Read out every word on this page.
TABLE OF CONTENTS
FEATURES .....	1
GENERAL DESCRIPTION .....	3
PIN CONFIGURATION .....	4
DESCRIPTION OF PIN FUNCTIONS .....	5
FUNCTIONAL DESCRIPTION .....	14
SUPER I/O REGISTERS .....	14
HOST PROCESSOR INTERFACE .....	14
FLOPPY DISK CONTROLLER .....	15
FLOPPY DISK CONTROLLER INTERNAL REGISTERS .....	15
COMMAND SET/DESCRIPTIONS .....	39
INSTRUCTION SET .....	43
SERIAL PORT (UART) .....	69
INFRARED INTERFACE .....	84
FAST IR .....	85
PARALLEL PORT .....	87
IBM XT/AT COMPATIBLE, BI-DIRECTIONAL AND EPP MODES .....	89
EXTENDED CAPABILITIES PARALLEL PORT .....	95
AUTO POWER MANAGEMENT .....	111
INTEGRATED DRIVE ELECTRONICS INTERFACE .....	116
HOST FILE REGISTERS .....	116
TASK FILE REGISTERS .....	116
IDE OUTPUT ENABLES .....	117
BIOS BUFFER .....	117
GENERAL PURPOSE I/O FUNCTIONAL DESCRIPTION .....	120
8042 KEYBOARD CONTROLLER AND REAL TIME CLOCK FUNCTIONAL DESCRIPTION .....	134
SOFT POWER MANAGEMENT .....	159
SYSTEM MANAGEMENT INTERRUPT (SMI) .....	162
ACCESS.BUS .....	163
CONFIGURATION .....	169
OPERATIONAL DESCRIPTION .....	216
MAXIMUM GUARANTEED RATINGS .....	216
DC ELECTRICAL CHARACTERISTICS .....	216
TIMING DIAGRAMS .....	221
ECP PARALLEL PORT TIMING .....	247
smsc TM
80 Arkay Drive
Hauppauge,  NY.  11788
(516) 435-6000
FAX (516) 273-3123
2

§

→ **WHAT TO DO**: Find each line with the string "PARALLEL" and copy it out.

→ **FULL ANSWER**:
PARALLEL PORT .....	87
EXTENDED CAPABILITIES PARALLEL PORT .....	95
ECP PARALLEL PORT TIMING .....	247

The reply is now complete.